PAGE:
In my Finetune models , I wanna parallel my model, in multi-gpus, my code is shown below:
class FinetuneModel(nn.Module):
def __init__(self, pretrained_model, ngpu = opt.gpuids):
self.ngpu = ngpu
super(FinetuneModel, self).__init__()
self.features = pretrained_model
self.classifier = nn.Sequential(
nn.Dropout(),
nn.Linear(512 * 4 * 4, 2048),
....
))
def forward(self, x):
gpuids = None
if self.ngpu:
gpuids = range(self.ngpu)
features = self.features(x)#self.features has already implemented data parallel
return nn.parallel.data_parallel(self.classifier, features, device_ids=gpuids)
as far as I know , when doing
features = self.features(x)#self.features.forward has already implemented data parallel
score = nn.parallel.data_parallel(self.classifier, features, device_ids = gpuids)
GPU first broadcast batch data to GPU0 and GPU1 , after executing self.features
, pytorch copy result to GPU0. when executing self.classifier
, pytorch again broadcast data to multi-gpus.
is there a pytorchic
way that could reduce data-copy like this
score = nn.parallel.data_parallel([self.features,self.classifier], features, device_ids = gpuids)
which only does one broadcast

TASK LIST:
1. Repeat the part of the PyTorch post from "features = self.features(x)#self.features has" through "data to multi-gpus." word for word.
2. Reproduce, without any change, the lines of the records from the line that contains "153, 1019, 193]" through the line that contains "211, 53, 219]".

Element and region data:

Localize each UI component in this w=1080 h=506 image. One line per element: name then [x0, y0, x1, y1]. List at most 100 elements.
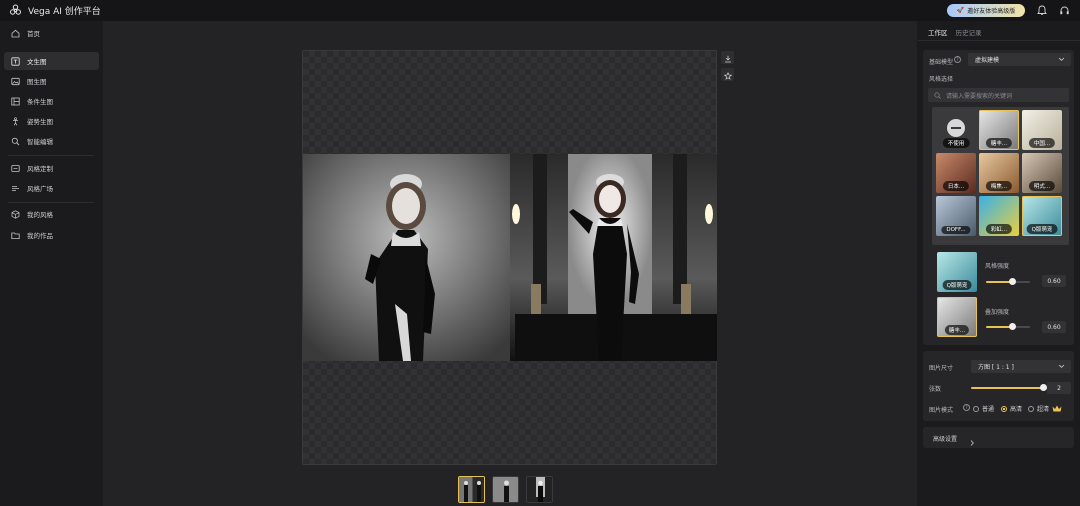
style-tile[interactable]: 梅焦...	[979, 153, 1019, 193]
sidebar-item-label: 图生图	[27, 78, 47, 86]
style-tile-label: 彩虹...	[985, 224, 1013, 234]
chevron-down-icon	[1058, 363, 1065, 371]
sidebar-item-image-to-image[interactable]: 图生图	[4, 72, 99, 90]
sidebar-item-smart-edit[interactable]: 智能编辑	[4, 132, 99, 150]
style-tile[interactable]: DOFF...	[936, 196, 976, 236]
star-icon	[723, 65, 732, 84]
help-icon[interactable]: ?	[963, 404, 970, 411]
text-image-icon	[10, 56, 20, 66]
favorite-button[interactable]	[721, 68, 734, 81]
slider-fill	[971, 387, 1043, 389]
slider-knob[interactable]	[1039, 384, 1047, 391]
invite-button[interactable]: 🚀 邀好友体验高级版	[947, 4, 1025, 17]
mode-option-ultra[interactable]: 超清	[1028, 404, 1062, 413]
style-square-icon	[10, 183, 20, 193]
image-size-label: 图片尺寸	[929, 365, 954, 372]
sidebar-item-style-custom[interactable]: 风格定制	[4, 159, 99, 177]
sidebar-item-label: 风格广场	[27, 185, 53, 193]
selected-style-name: Q版萌宠	[942, 280, 972, 290]
thumbnail-item[interactable]	[492, 476, 519, 503]
no-style-icon	[947, 119, 965, 137]
sidebar-item-my-styles[interactable]: 我的风格	[4, 205, 99, 223]
chevron-right-icon	[969, 432, 975, 451]
advanced-settings[interactable]: 高级设置	[923, 427, 1074, 448]
image-count-slider[interactable]	[971, 384, 1047, 391]
style-tile[interactable]: 彩虹...	[979, 196, 1019, 236]
chevron-down-icon	[1058, 56, 1065, 64]
sidebar-item-label: 我的风格	[27, 211, 53, 219]
base-model-label: 基础模型	[929, 59, 954, 66]
mode-label: 超清	[1037, 406, 1050, 413]
sidebar-item-label: 文生图	[27, 58, 47, 66]
search-placeholder: 请输入需要搜索的关键词	[946, 92, 1013, 100]
mode-option-normal[interactable]: 普通	[973, 404, 994, 413]
sidebar-item-pose[interactable]: 姿势生图	[4, 112, 99, 130]
image-count-label: 张数	[929, 386, 942, 393]
base-model-select[interactable]: 虚拟建模	[968, 53, 1071, 66]
style-tile[interactable]: 日本...	[936, 153, 976, 193]
folder-icon	[10, 230, 20, 240]
selected-style-thumb[interactable]: Q版萌宠	[937, 252, 977, 292]
blend-strength-label: 叠加强度	[985, 309, 1010, 316]
selected-style-thumb[interactable]: 糖丰...	[937, 297, 977, 337]
sidebar-item-label: 条件生图	[27, 98, 53, 106]
base-model-value: 虚拟建模	[975, 57, 1000, 64]
image-mode-label: 图片模式	[929, 407, 954, 414]
sidebar-item-condition[interactable]: 条件生图	[4, 92, 99, 110]
settings-panel: 工作区 历史记录 基础模型 ? 虚拟建模 风格选择 请输入需要搜索的关键词 不使…	[918, 21, 1080, 506]
style-search-input[interactable]: 请输入需要搜索的关键词	[928, 88, 1069, 102]
search-icon	[934, 91, 941, 99]
sidebar-item-my-works[interactable]: 我的作品	[4, 226, 99, 244]
download-button[interactable]	[721, 51, 734, 64]
app-title: Vega AI 创作平台	[28, 7, 101, 17]
home-icon	[10, 28, 20, 38]
blend-strength-value[interactable]: 0.60	[1042, 321, 1066, 333]
slider-knob[interactable]	[1008, 278, 1016, 285]
style-tile-label: 明式...	[1028, 181, 1056, 191]
style-strength-slider[interactable]	[986, 278, 1030, 285]
style-tile[interactable]: 明式...	[1022, 153, 1062, 193]
sidebar-item-label: 风格定制	[27, 165, 53, 173]
image-count-value[interactable]: 2	[1047, 382, 1071, 394]
crown-icon	[1052, 405, 1062, 412]
vega-logo-icon[interactable]	[8, 4, 22, 18]
style-tile-none[interactable]: 不使用	[936, 110, 976, 150]
generated-image[interactable]	[303, 154, 717, 361]
sidebar-item-style-square[interactable]: 风格广场	[4, 179, 99, 197]
style-custom-icon	[10, 163, 20, 173]
style-select-label: 风格选择	[929, 76, 954, 83]
thumbnail-item[interactable]	[458, 476, 485, 503]
style-tile[interactable]: Q版萌宠	[1022, 196, 1062, 236]
blend-strength-slider[interactable]	[986, 323, 1030, 330]
style-tile-label: 梅焦...	[985, 181, 1013, 191]
style-strength-label: 风格强度	[985, 263, 1010, 270]
tab-workspace[interactable]: 工作区	[928, 27, 948, 41]
top-bar: Vega AI 创作平台 🚀 邀好友体验高级版	[0, 0, 1080, 21]
bell-icon[interactable]	[1035, 4, 1048, 17]
panel-tabs: 工作区 历史记录	[928, 27, 982, 41]
headset-icon[interactable]	[1058, 4, 1071, 17]
image-image-icon	[10, 76, 20, 86]
style-tile[interactable]: 中国...	[1022, 110, 1062, 150]
thumbnail-item[interactable]	[526, 476, 553, 503]
style-tile[interactable]: 糖丰...	[979, 110, 1019, 150]
slider-knob[interactable]	[1008, 323, 1016, 330]
style-tile-label: DOFF...	[941, 226, 971, 234]
radio-icon	[1028, 405, 1034, 412]
style-tile-label: 糖丰...	[985, 138, 1013, 148]
selected-style-name: 糖丰...	[944, 325, 970, 335]
tab-history[interactable]: 历史记录	[956, 27, 982, 41]
invite-label: 邀好友体验高级版	[967, 8, 1016, 15]
style-tile-label: Q版萌宠	[1026, 224, 1058, 234]
sidebar-item-home[interactable]: 首页	[4, 24, 99, 42]
pose-icon	[10, 116, 20, 126]
sidebar-item-label: 智能编辑	[27, 138, 53, 146]
result-thumbnails	[458, 476, 553, 503]
image-size-select[interactable]: 方图 [ 1 : 1 ]	[971, 360, 1071, 373]
help-icon[interactable]: ?	[954, 56, 961, 63]
sidebar: 首页 文生图 图生图 条件生图 姿势生图 智能编辑 风格定制 风格广场 我的风格…	[0, 21, 103, 506]
sidebar-item-text-to-image[interactable]: 文生图	[4, 52, 99, 70]
style-strength-value[interactable]: 0.60	[1042, 275, 1066, 287]
style-tile-label: 中国...	[1028, 138, 1056, 148]
mode-option-hd[interactable]: 高清	[1001, 404, 1022, 413]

SOLUTIONS FOR EACH TASK:
1.
features = self.features(x)#self.features has already implemented data parallel
return nn.parallel.data_parallel(self.classifier, features, device_ids=gpuids)
as far as I know , when doing
features = self.features(x)#self.features.forward has already implemented data parallel
score = nn.parallel.data_parallel(self.classifier, features, device_ids = gpuids)
GPU first broadcast batch data to GPU0 and GPU1 , after executing self.features
, pytorch copy result to GPU0. when executing self.classifier
, pytorch again broadcast data to multi-gpus.

2.
style-tile[interactable]: 梅焦...	[979, 153, 1019, 193]
sidebar-item-label: 图生图	[27, 78, 47, 86]
style-tile-label: 彩虹...	[985, 224, 1013, 234]
chevron-down-icon	[1058, 363, 1065, 371]
sidebar-item-image-to-image[interactable]: 图生图	[4, 72, 99, 90]
sidebar-item-smart-edit[interactable]: 智能编辑	[4, 132, 99, 150]
style-tile[interactable]: DOFF...	[936, 196, 976, 236]
star-icon	[723, 65, 732, 84]
help-icon[interactable]: ?	[963, 404, 970, 411]
text-image-icon	[10, 56, 20, 66]
favorite-button[interactable]	[721, 68, 734, 81]
slider-fill	[971, 387, 1043, 389]
slider-knob[interactable]	[1039, 384, 1047, 391]
invite-button[interactable]: 🚀 邀好友体验高级版	[947, 4, 1025, 17]
mode-option-ultra[interactable]: 超清	[1028, 404, 1062, 413]
style-square-icon	[10, 183, 20, 193]
image-size-label: 图片尺寸	[929, 365, 954, 372]
sidebar-item-style-custom[interactable]: 风格定制	[4, 159, 99, 177]
sidebar-item-label: 风格广场	[27, 185, 53, 193]
selected-style-name: Q版萌宠	[942, 280, 972, 290]
thumbnail-item[interactable]	[492, 476, 519, 503]
no-style-icon	[947, 119, 965, 137]
sidebar-item-my-styles[interactable]: 我的风格	[4, 205, 99, 223]
chevron-right-icon	[969, 432, 975, 451]
advanced-settings[interactable]: 高级设置	[923, 427, 1074, 448]
image-count-slider[interactable]	[971, 384, 1047, 391]
style-tile[interactable]: 彩虹...	[979, 196, 1019, 236]
chevron-down-icon	[1058, 56, 1065, 64]
sidebar-item-label: 我的风格	[27, 211, 53, 219]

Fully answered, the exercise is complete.